- What is needed: Set every record down verbatim and omit the pictures.

--- START OF The records ---

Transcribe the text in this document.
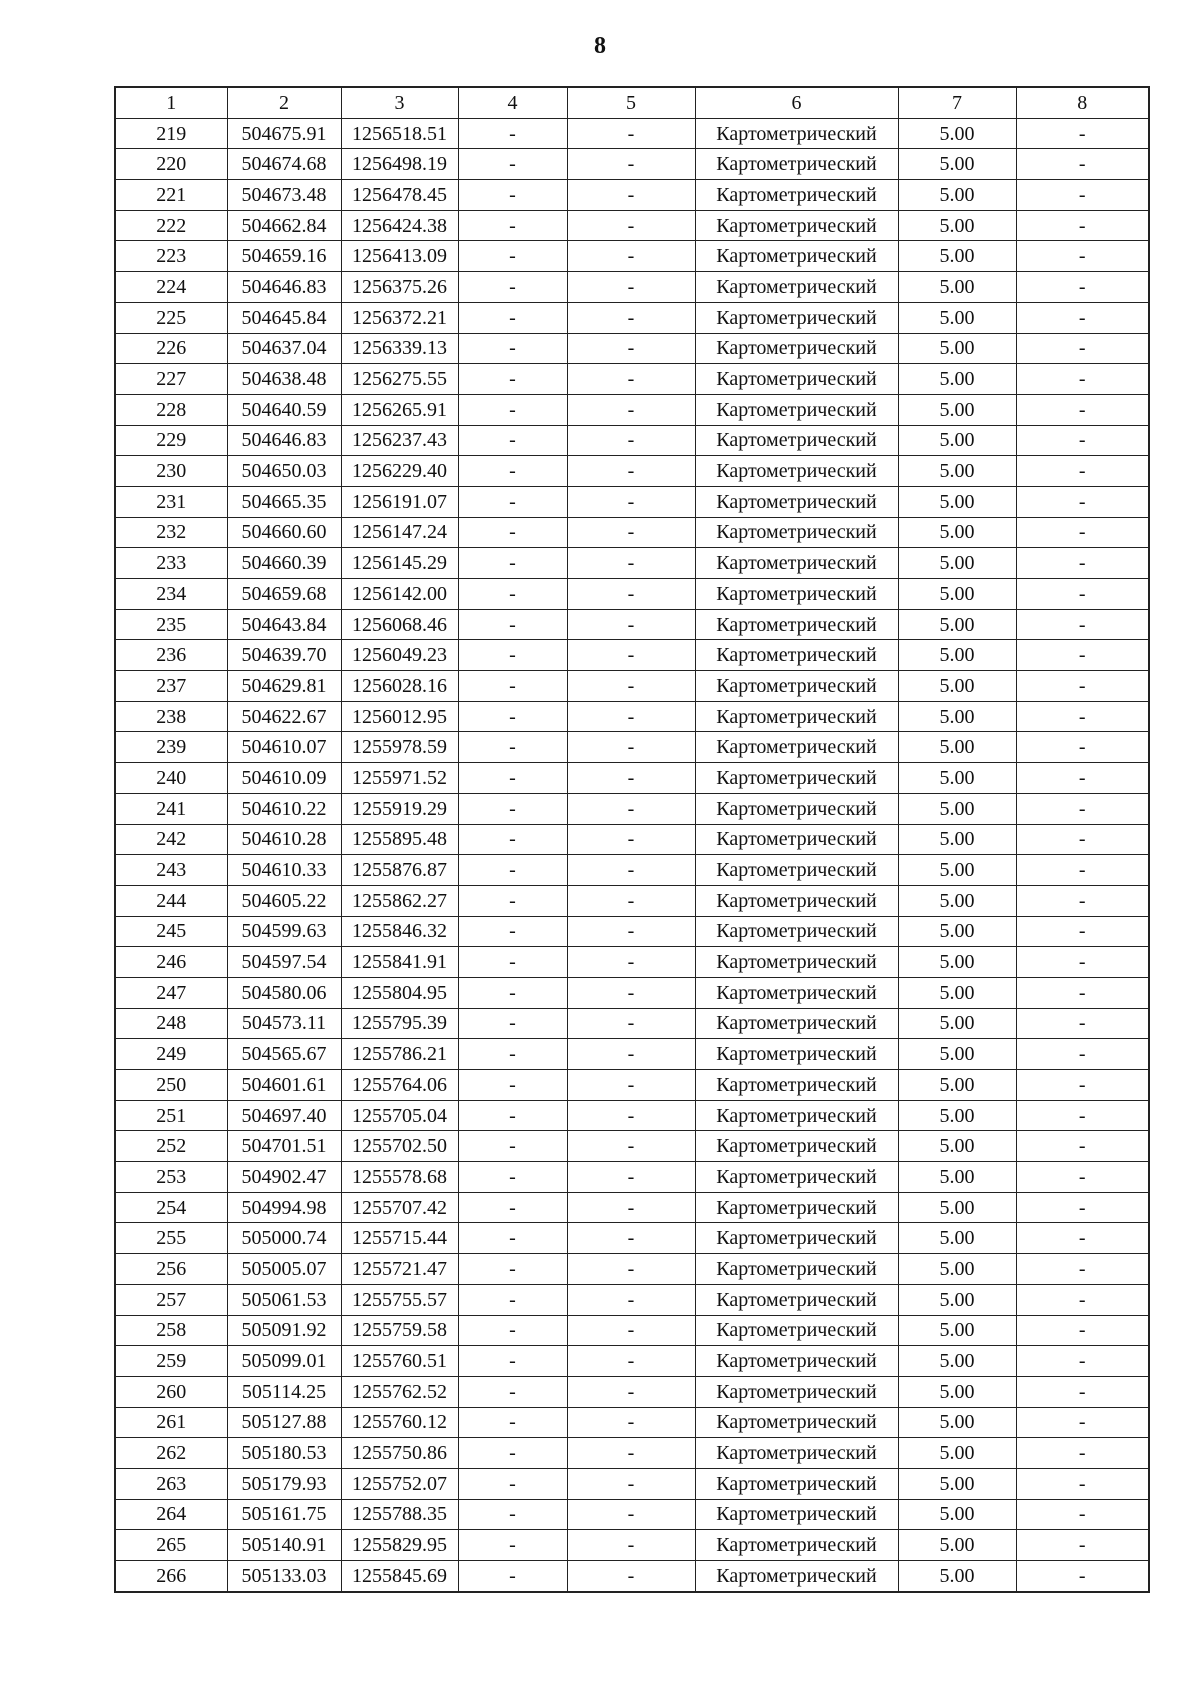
8
1	2	3	4	5	6	7	8
219	504675.91	1256518.51	-	-	Картометрический	5.00	-
220	504674.68	1256498.19	-	-	Картометрический	5.00	-
221	504673.48	1256478.45	-	-	Картометрический	5.00	-
222	504662.84	1256424.38	-	-	Картометрический	5.00	-
223	504659.16	1256413.09	-	-	Картометрический	5.00	-
224	504646.83	1256375.26	-	-	Картометрический	5.00	-
225	504645.84	1256372.21	-	-	Картометрический	5.00	-
226	504637.04	1256339.13	-	-	Картометрический	5.00	-
227	504638.48	1256275.55	-	-	Картометрический	5.00	-
228	504640.59	1256265.91	-	-	Картометрический	5.00	-
229	504646.83	1256237.43	-	-	Картометрический	5.00	-
230	504650.03	1256229.40	-	-	Картометрический	5.00	-
231	504665.35	1256191.07	-	-	Картометрический	5.00	-
232	504660.60	1256147.24	-	-	Картометрический	5.00	-
233	504660.39	1256145.29	-	-	Картометрический	5.00	-
234	504659.68	1256142.00	-	-	Картометрический	5.00	-
235	504643.84	1256068.46	-	-	Картометрический	5.00	-
236	504639.70	1256049.23	-	-	Картометрический	5.00	-
237	504629.81	1256028.16	-	-	Картометрический	5.00	-
238	504622.67	1256012.95	-	-	Картометрический	5.00	-
239	504610.07	1255978.59	-	-	Картометрический	5.00	-
240	504610.09	1255971.52	-	-	Картометрический	5.00	-
241	504610.22	1255919.29	-	-	Картометрический	5.00	-
242	504610.28	1255895.48	-	-	Картометрический	5.00	-
243	504610.33	1255876.87	-	-	Картометрический	5.00	-
244	504605.22	1255862.27	-	-	Картометрический	5.00	-
245	504599.63	1255846.32	-	-	Картометрический	5.00	-
246	504597.54	1255841.91	-	-	Картометрический	5.00	-
247	504580.06	1255804.95	-	-	Картометрический	5.00	-
248	504573.11	1255795.39	-	-	Картометрический	5.00	-
249	504565.67	1255786.21	-	-	Картометрический	5.00	-
250	504601.61	1255764.06	-	-	Картометрический	5.00	-
251	504697.40	1255705.04	-	-	Картометрический	5.00	-
252	504701.51	1255702.50	-	-	Картометрический	5.00	-
253	504902.47	1255578.68	-	-	Картометрический	5.00	-
254	504994.98	1255707.42	-	-	Картометрический	5.00	-
255	505000.74	1255715.44	-	-	Картометрический	5.00	-
256	505005.07	1255721.47	-	-	Картометрический	5.00	-
257	505061.53	1255755.57	-	-	Картометрический	5.00	-
258	505091.92	1255759.58	-	-	Картометрический	5.00	-
259	505099.01	1255760.51	-	-	Картометрический	5.00	-
260	505114.25	1255762.52	-	-	Картометрический	5.00	-
261	505127.88	1255760.12	-	-	Картометрический	5.00	-
262	505180.53	1255750.86	-	-	Картометрический	5.00	-
263	505179.93	1255752.07	-	-	Картометрический	5.00	-
264	505161.75	1255788.35	-	-	Картометрический	5.00	-
265	505140.91	1255829.95	-	-	Картометрический	5.00	-
266	505133.03	1255845.69	-	-	Картометрический	5.00	-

--- END OF The records ---

- Written answer:
Transcribe the text in this document.
8
1	2	3	4	5	6	7	8
219	504675.91	1256518.51	-	-	Картометрический	5.00	-
220	504674.68	1256498.19	-	-	Картометрический	5.00	-
221	504673.48	1256478.45	-	-	Картометрический	5.00	-
222	504662.84	1256424.38	-	-	Картометрический	5.00	-
223	504659.16	1256413.09	-	-	Картометрический	5.00	-
224	504646.83	1256375.26	-	-	Картометрический	5.00	-
225	504645.84	1256372.21	-	-	Картометрический	5.00	-
226	504637.04	1256339.13	-	-	Картометрический	5.00	-
227	504638.48	1256275.55	-	-	Картометрический	5.00	-
228	504640.59	1256265.91	-	-	Картометрический	5.00	-
229	504646.83	1256237.43	-	-	Картометрический	5.00	-
230	504650.03	1256229.40	-	-	Картометрический	5.00	-
231	504665.35	1256191.07	-	-	Картометрический	5.00	-
232	504660.60	1256147.24	-	-	Картометрический	5.00	-
233	504660.39	1256145.29	-	-	Картометрический	5.00	-
234	504659.68	1256142.00	-	-	Картометрический	5.00	-
235	504643.84	1256068.46	-	-	Картометрический	5.00	-
236	504639.70	1256049.23	-	-	Картометрический	5.00	-
237	504629.81	1256028.16	-	-	Картометрический	5.00	-
238	504622.67	1256012.95	-	-	Картометрический	5.00	-
239	504610.07	1255978.59	-	-	Картометрический	5.00	-
240	504610.09	1255971.52	-	-	Картометрический	5.00	-
241	504610.22	1255919.29	-	-	Картометрический	5.00	-
242	504610.28	1255895.48	-	-	Картометрический	5.00	-
243	504610.33	1255876.87	-	-	Картометрический	5.00	-
244	504605.22	1255862.27	-	-	Картометрический	5.00	-
245	504599.63	1255846.32	-	-	Картометрический	5.00	-
246	504597.54	1255841.91	-	-	Картометрический	5.00	-
247	504580.06	1255804.95	-	-	Картометрический	5.00	-
248	504573.11	1255795.39	-	-	Картометрический	5.00	-
249	504565.67	1255786.21	-	-	Картометрический	5.00	-
250	504601.61	1255764.06	-	-	Картометрический	5.00	-
251	504697.40	1255705.04	-	-	Картометрический	5.00	-
252	504701.51	1255702.50	-	-	Картометрический	5.00	-
253	504902.47	1255578.68	-	-	Картометрический	5.00	-
254	504994.98	1255707.42	-	-	Картометрический	5.00	-
255	505000.74	1255715.44	-	-	Картометрический	5.00	-
256	505005.07	1255721.47	-	-	Картометрический	5.00	-
257	505061.53	1255755.57	-	-	Картометрический	5.00	-
258	505091.92	1255759.58	-	-	Картометрический	5.00	-
259	505099.01	1255760.51	-	-	Картометрический	5.00	-
260	505114.25	1255762.52	-	-	Картометрический	5.00	-
261	505127.88	1255760.12	-	-	Картометрический	5.00	-
262	505180.53	1255750.86	-	-	Картометрический	5.00	-
263	505179.93	1255752.07	-	-	Картометрический	5.00	-
264	505161.75	1255788.35	-	-	Картометрический	5.00	-
265	505140.91	1255829.95	-	-	Картометрический	5.00	-
266	505133.03	1255845.69	-	-	Картометрический	5.00	-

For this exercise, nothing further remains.